- **EXERCISE REQUIREMENTS**
Across the entries below, how many lines contain the string "Active"? Give only the count.

>>

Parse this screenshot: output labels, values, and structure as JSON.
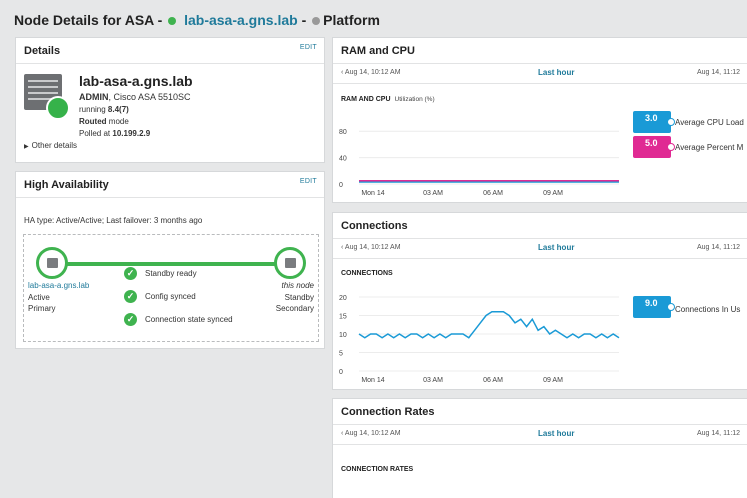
{
  "header": {
    "prefix": "Node Details for ASA -",
    "node": "lab-asa-a.gns.lab",
    "sep": "-",
    "section": "Platform"
  },
  "details": {
    "title": "Details",
    "edit": "EDIT",
    "name": "lab-asa-a.gns.lab",
    "admin": "ADMIN",
    "model": "Cisco ASA 5510SC",
    "running_label": "running",
    "running_value": "8.4(7)",
    "mode_value": "Routed",
    "mode_label": "mode",
    "polled_label": "Polled at",
    "polled_value": "10.199.2.9",
    "other": "Other details"
  },
  "ha": {
    "title": "High Availability",
    "edit": "EDIT",
    "type_text": "HA type: Active/Active; Last failover: 3 months ago",
    "left_node": "lab-asa-a.gns.lab",
    "left_role": "Active",
    "left_pos": "Primary",
    "right_node": "this node",
    "right_role": "Standby",
    "right_pos": "Secondary",
    "checks": [
      "Standby ready",
      "Config synced",
      "Connection state synced"
    ]
  },
  "ram_cpu": {
    "title": "RAM and CPU",
    "nav_left": "Aug 14, 10:12 AM",
    "nav_center": "Last hour",
    "nav_right": "Aug 14, 11:12",
    "chart_label": "RAM AND CPU",
    "chart_sub": "Utilization (%)",
    "legend": [
      {
        "value": "3.0",
        "color": "#1a9ad6",
        "label": "Average CPU Load"
      },
      {
        "value": "5.0",
        "color": "#e02a93",
        "label": "Average Percent M"
      }
    ]
  },
  "connections": {
    "title": "Connections",
    "nav_left": "Aug 14, 10:12 AM",
    "nav_center": "Last hour",
    "nav_right": "Aug 14, 11:12",
    "chart_label": "CONNECTIONS",
    "legend": [
      {
        "value": "9.0",
        "color": "#1a9ad6",
        "label": "Connections In Us"
      }
    ]
  },
  "rates": {
    "title": "Connection Rates",
    "nav_left": "Aug 14, 10:12 AM",
    "nav_center": "Last hour",
    "nav_right": "Aug 14, 11:12",
    "chart_label": "CONNECTION RATES"
  },
  "chart_data": [
    {
      "type": "line",
      "title": "RAM AND CPU",
      "ylabel": "Utilization (%)",
      "categories": [
        "Mon 14",
        "03 AM",
        "06 AM",
        "09 AM"
      ],
      "ylim": [
        0,
        100
      ],
      "yticks": [
        0,
        40,
        80
      ],
      "series": [
        {
          "name": "Average CPU Load",
          "color": "#1a9ad6",
          "values": [
            3,
            3,
            3,
            3,
            3,
            3,
            3,
            3,
            3,
            3,
            3,
            3
          ]
        },
        {
          "name": "Average Percent M",
          "color": "#e02a93",
          "values": [
            5,
            5,
            5,
            5,
            5,
            5,
            5,
            5,
            5,
            5,
            5,
            5
          ]
        }
      ]
    },
    {
      "type": "line",
      "title": "CONNECTIONS",
      "categories": [
        "Mon 14",
        "03 AM",
        "06 AM",
        "09 AM"
      ],
      "ylim": [
        0,
        20
      ],
      "yticks": [
        0,
        5,
        10,
        15,
        20
      ],
      "series": [
        {
          "name": "Connections In Us",
          "color": "#1a9ad6",
          "values": [
            10,
            9,
            10,
            10,
            9,
            10,
            9,
            10,
            9,
            10,
            10,
            9,
            10,
            9,
            10,
            9,
            10,
            10,
            10,
            9,
            11,
            13,
            15,
            16,
            16,
            16,
            15,
            13,
            14,
            12,
            14,
            11,
            12,
            10,
            11,
            10,
            9,
            10,
            9,
            10,
            10,
            9,
            10,
            9,
            10,
            9
          ]
        }
      ]
    }
  ]
}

<<

- **TASK RESULT**
2